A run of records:
>>
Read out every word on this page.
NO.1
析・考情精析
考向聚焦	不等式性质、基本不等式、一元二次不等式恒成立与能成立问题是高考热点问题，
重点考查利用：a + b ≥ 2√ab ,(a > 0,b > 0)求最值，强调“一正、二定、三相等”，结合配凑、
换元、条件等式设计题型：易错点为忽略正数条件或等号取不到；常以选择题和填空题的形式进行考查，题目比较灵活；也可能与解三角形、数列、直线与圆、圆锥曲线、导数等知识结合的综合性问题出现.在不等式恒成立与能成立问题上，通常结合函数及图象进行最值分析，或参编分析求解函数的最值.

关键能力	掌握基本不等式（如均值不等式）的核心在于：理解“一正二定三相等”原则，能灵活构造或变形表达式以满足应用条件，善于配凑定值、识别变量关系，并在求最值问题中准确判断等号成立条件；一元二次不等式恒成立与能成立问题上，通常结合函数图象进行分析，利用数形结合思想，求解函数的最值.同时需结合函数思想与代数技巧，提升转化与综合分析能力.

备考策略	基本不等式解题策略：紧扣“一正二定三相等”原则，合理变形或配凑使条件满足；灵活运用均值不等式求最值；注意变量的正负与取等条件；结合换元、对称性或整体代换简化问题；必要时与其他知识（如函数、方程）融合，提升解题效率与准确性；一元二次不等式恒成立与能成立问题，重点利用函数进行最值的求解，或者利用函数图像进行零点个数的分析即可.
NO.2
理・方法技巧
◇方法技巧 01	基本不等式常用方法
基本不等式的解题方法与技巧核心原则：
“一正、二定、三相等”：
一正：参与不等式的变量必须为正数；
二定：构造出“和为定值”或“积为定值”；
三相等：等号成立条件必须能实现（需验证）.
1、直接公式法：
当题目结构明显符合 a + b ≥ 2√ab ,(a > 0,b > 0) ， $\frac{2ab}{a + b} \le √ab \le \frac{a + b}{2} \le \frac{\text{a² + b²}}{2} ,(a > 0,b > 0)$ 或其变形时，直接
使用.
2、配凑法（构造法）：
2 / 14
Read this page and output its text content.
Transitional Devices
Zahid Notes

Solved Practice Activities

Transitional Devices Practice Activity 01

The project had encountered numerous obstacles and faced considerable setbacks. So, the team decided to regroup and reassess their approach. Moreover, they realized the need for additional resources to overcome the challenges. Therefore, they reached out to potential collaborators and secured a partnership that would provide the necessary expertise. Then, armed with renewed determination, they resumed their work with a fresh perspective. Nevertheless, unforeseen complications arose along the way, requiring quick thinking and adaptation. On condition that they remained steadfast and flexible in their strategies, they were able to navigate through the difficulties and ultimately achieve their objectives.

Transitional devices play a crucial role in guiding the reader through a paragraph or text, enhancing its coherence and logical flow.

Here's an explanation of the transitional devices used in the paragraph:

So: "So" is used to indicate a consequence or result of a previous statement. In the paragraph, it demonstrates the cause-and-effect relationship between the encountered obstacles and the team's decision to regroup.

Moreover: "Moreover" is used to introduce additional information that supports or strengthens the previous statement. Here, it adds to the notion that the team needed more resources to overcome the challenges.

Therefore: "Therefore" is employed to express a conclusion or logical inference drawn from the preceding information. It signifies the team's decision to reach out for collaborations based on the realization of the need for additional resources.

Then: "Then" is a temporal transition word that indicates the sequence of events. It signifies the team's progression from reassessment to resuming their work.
<<
Exercise instructions:
Only lines with the string "page" belong in your answer; copy each one.

Final answer:
Read out every word on this page.
Read this page and output its text content.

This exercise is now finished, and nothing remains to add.